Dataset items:
[start]

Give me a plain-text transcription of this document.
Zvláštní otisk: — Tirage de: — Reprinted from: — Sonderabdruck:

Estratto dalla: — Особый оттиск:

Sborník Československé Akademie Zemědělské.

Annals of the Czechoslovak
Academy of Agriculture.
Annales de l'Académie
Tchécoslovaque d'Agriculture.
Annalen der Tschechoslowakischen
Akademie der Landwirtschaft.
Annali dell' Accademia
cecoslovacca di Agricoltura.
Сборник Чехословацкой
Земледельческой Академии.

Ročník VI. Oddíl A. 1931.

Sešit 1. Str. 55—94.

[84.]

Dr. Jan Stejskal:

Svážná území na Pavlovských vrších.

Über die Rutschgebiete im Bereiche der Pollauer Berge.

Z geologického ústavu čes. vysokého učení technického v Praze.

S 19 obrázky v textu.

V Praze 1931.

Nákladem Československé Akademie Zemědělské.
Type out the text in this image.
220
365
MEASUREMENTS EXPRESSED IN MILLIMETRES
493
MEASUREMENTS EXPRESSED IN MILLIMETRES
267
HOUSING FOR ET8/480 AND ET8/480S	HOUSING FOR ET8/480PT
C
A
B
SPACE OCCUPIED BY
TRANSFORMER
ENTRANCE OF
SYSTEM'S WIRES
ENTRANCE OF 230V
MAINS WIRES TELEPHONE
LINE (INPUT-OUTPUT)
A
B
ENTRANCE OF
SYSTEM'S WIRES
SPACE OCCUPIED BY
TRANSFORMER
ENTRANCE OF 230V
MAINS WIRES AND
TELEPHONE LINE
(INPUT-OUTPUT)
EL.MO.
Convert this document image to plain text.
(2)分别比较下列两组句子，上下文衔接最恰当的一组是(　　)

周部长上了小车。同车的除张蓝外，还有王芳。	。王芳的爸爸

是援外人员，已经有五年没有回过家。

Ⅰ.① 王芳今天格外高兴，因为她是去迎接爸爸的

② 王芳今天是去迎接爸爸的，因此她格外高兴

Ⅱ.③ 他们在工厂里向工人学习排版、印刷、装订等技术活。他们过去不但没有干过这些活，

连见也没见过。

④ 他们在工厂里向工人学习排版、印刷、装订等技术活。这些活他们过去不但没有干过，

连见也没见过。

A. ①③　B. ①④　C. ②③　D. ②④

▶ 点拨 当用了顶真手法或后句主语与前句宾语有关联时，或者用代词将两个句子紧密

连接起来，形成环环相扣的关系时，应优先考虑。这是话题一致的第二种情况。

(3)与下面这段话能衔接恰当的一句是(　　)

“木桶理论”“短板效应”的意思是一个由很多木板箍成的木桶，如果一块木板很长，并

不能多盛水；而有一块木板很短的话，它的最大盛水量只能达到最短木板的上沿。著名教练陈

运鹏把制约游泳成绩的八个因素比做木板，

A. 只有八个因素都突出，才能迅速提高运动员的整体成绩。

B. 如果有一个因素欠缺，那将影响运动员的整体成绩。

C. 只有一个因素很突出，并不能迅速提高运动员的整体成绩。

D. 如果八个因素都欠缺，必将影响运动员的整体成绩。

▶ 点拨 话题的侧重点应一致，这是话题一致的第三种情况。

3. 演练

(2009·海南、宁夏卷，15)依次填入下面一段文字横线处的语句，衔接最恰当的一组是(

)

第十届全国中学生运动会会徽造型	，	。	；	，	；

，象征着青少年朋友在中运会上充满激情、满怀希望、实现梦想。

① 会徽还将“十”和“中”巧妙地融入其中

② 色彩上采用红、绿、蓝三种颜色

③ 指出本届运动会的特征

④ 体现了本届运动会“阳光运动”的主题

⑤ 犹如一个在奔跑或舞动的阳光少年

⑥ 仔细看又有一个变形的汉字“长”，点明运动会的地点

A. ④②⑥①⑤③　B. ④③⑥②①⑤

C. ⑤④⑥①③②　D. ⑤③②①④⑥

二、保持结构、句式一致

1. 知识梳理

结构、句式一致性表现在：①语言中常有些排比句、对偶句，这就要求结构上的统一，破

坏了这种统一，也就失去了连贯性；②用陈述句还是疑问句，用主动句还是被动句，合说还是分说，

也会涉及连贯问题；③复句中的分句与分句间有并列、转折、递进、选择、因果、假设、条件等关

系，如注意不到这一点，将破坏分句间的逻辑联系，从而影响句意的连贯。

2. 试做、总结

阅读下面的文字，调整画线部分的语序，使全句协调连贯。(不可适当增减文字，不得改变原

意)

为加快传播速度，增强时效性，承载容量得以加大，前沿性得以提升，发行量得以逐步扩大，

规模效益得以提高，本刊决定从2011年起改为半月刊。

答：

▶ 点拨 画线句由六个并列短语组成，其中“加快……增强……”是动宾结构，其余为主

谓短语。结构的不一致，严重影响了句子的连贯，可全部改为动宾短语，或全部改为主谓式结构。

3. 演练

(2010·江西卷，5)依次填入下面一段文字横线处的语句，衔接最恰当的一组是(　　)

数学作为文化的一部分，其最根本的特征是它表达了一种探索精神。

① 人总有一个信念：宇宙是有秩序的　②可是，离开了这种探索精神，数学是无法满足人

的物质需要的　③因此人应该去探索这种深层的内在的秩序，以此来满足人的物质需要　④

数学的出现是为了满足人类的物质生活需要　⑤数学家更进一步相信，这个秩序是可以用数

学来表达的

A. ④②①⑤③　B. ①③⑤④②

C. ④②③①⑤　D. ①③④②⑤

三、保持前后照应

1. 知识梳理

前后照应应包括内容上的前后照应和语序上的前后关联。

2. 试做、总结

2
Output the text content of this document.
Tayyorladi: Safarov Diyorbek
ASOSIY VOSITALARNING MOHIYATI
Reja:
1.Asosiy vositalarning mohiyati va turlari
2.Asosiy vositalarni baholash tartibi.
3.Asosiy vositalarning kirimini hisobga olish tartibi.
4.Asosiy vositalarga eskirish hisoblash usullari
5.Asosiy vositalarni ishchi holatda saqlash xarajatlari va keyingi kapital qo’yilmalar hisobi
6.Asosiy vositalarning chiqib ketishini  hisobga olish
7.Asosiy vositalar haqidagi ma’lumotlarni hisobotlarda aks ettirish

[end]

Exercise brief: Return all of the entries exactly as they were supplied.

Response:
Give me a plain-text transcription of this document.
Zvláštní otisk: — Tirage de: — Reprinted from: — Sonderabdruck:

Estratto dalla: — Особый оттиск:

Sborník Československé Akademie Zemědělské.

Annals of the Czechoslovak
Academy of Agriculture.
Annales de l'Académie
Tchécoslovaque d'Agriculture.
Annalen der Tschechoslowakischen
Akademie der Landwirtschaft.
Annali dell' Accademia
cecoslovacca di Agricoltura.
Сборник Чехословацкой
Земледельческой Академии.

Ročník VI. Oddíl A. 1931.

Sešit 1. Str. 55—94.

[84.]

Dr. Jan Stejskal:

Svážná území na Pavlovských vrších.

Über die Rutschgebiete im Bereiche der Pollauer Berge.

Z geologického ústavu čes. vysokého učení technického v Praze.

S 19 obrázky v textu.

V Praze 1931.

Nákladem Československé Akademie Zemědělské.
Type out the text in this image.
220
365
MEASUREMENTS EXPRESSED IN MILLIMETRES
493
MEASUREMENTS EXPRESSED IN MILLIMETRES
267
HOUSING FOR ET8/480 AND ET8/480S	HOUSING FOR ET8/480PT
C
A
B
SPACE OCCUPIED BY
TRANSFORMER
ENTRANCE OF
SYSTEM'S WIRES
ENTRANCE OF 230V
MAINS WIRES TELEPHONE
LINE (INPUT-OUTPUT)
A
B
ENTRANCE OF
SYSTEM'S WIRES
SPACE OCCUPIED BY
TRANSFORMER
ENTRANCE OF 230V
MAINS WIRES AND
TELEPHONE LINE
(INPUT-OUTPUT)
EL.MO.
Convert this document image to plain text.
(2)分别比较下列两组句子，上下文衔接最恰当的一组是(　　)

周部长上了小车。同车的除张蓝外，还有王芳。	。王芳的爸爸

是援外人员，已经有五年没有回过家。

Ⅰ.① 王芳今天格外高兴，因为她是去迎接爸爸的

② 王芳今天是去迎接爸爸的，因此她格外高兴

Ⅱ.③ 他们在工厂里向工人学习排版、印刷、装订等技术活。他们过去不但没有干过这些活，

连见也没见过。

④ 他们在工厂里向工人学习排版、印刷、装订等技术活。这些活他们过去不但没有干过，

连见也没见过。

A. ①③　B. ①④　C. ②③　D. ②④

▶ 点拨 当用了顶真手法或后句主语与前句宾语有关联时，或者用代词将两个句子紧密

连接起来，形成环环相扣的关系时，应优先考虑。这是话题一致的第二种情况。

(3)与下面这段话能衔接恰当的一句是(　　)

“木桶理论”“短板效应”的意思是一个由很多木板箍成的木桶，如果一块木板很长，并

不能多盛水；而有一块木板很短的话，它的最大盛水量只能达到最短木板的上沿。著名教练陈

运鹏把制约游泳成绩的八个因素比做木板，

A. 只有八个因素都突出，才能迅速提高运动员的整体成绩。

B. 如果有一个因素欠缺，那将影响运动员的整体成绩。

C. 只有一个因素很突出，并不能迅速提高运动员的整体成绩。

D. 如果八个因素都欠缺，必将影响运动员的整体成绩。

▶ 点拨 话题的侧重点应一致，这是话题一致的第三种情况。

3. 演练

(2009·海南、宁夏卷，15)依次填入下面一段文字横线处的语句，衔接最恰当的一组是(

)

第十届全国中学生运动会会徽造型	，	。	；	，	；

，象征着青少年朋友在中运会上充满激情、满怀希望、实现梦想。

① 会徽还将“十”和“中”巧妙地融入其中

② 色彩上采用红、绿、蓝三种颜色

③ 指出本届运动会的特征

④ 体现了本届运动会“阳光运动”的主题

⑤ 犹如一个在奔跑或舞动的阳光少年

⑥ 仔细看又有一个变形的汉字“长”，点明运动会的地点

A. ④②⑥①⑤③　B. ④③⑥②①⑤

C. ⑤④⑥①③②　D. ⑤③②①④⑥

二、保持结构、句式一致

1. 知识梳理

结构、句式一致性表现在：①语言中常有些排比句、对偶句，这就要求结构上的统一，破

坏了这种统一，也就失去了连贯性；②用陈述句还是疑问句，用主动句还是被动句，合说还是分说，

也会涉及连贯问题；③复句中的分句与分句间有并列、转折、递进、选择、因果、假设、条件等关

系，如注意不到这一点，将破坏分句间的逻辑联系，从而影响句意的连贯。

2. 试做、总结

阅读下面的文字，调整画线部分的语序，使全句协调连贯。(不可适当增减文字，不得改变原

意)

为加快传播速度，增强时效性，承载容量得以加大，前沿性得以提升，发行量得以逐步扩大，

规模效益得以提高，本刊决定从2011年起改为半月刊。

答：

▶ 点拨 画线句由六个并列短语组成，其中“加快……增强……”是动宾结构，其余为主

谓短语。结构的不一致，严重影响了句子的连贯，可全部改为动宾短语，或全部改为主谓式结构。

3. 演练

(2010·江西卷，5)依次填入下面一段文字横线处的语句，衔接最恰当的一组是(　　)

数学作为文化的一部分，其最根本的特征是它表达了一种探索精神。

① 人总有一个信念：宇宙是有秩序的　②可是，离开了这种探索精神，数学是无法满足人

的物质需要的　③因此人应该去探索这种深层的内在的秩序，以此来满足人的物质需要　④

数学的出现是为了满足人类的物质生活需要　⑤数学家更进一步相信，这个秩序是可以用数

学来表达的

A. ④②①⑤③　B. ①③⑤④②

C. ④②③①⑤　D. ①③④②⑤

三、保持前后照应

1. 知识梳理

前后照应应包括内容上的前后照应和语序上的前后关联。

2. 试做、总结

2
Output the text content of this document.
Tayyorladi: Safarov Diyorbek
ASOSIY VOSITALARNING MOHIYATI
Reja:
1.Asosiy vositalarning mohiyati va turlari
2.Asosiy vositalarni baholash tartibi.
3.Asosiy vositalarning kirimini hisobga olish tartibi.
4.Asosiy vositalarga eskirish hisoblash usullari
5.Asosiy vositalarni ishchi holatda saqlash xarajatlari va keyingi kapital qo’yilmalar hisobi
6.Asosiy vositalarning chiqib ketishini  hisobga olish
7.Asosiy vositalar haqidagi ma’lumotlarni hisobotlarda aks ettirish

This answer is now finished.